WHAT YOU NEED TO DO. Reproduce the material word for word; the images stay out.

--------------------

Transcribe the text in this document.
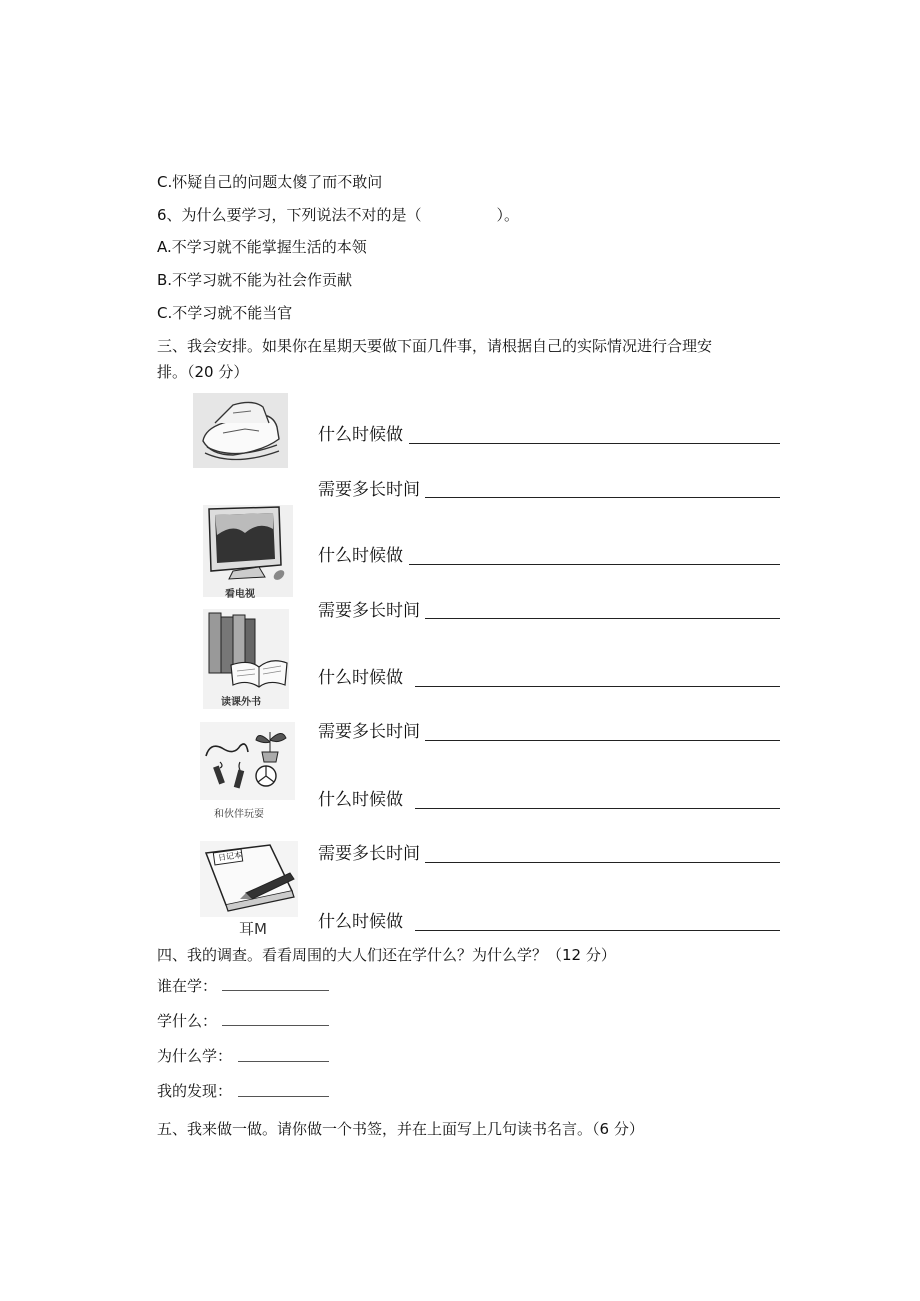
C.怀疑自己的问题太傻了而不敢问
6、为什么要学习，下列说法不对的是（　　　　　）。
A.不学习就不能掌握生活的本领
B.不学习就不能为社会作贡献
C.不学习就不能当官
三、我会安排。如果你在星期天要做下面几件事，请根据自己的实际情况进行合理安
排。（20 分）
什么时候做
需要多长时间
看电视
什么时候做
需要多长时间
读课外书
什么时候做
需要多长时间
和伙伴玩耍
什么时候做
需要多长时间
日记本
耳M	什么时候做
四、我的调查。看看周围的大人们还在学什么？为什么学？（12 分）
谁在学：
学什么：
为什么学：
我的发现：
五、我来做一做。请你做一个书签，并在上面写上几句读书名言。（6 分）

--------------------

EXERCISE OUTPUT.
Transcribe the text in this document.
C.怀疑自己的问题太傻了而不敢问
6、为什么要学习，下列说法不对的是（　　　　　）。
A.不学习就不能掌握生活的本领
B.不学习就不能为社会作贡献
C.不学习就不能当官
三、我会安排。如果你在星期天要做下面几件事，请根据自己的实际情况进行合理安
排。（20 分）
什么时候做
需要多长时间
看电视
什么时候做
需要多长时间
读课外书
什么时候做
需要多长时间
和伙伴玩耍
什么时候做
需要多长时间
日记本
耳M	什么时候做
四、我的调查。看看周围的大人们还在学什么？为什么学？（12 分）
谁在学：
学什么：
为什么学：
我的发现：
五、我来做一做。请你做一个书签，并在上面写上几句读书名言。（6 分）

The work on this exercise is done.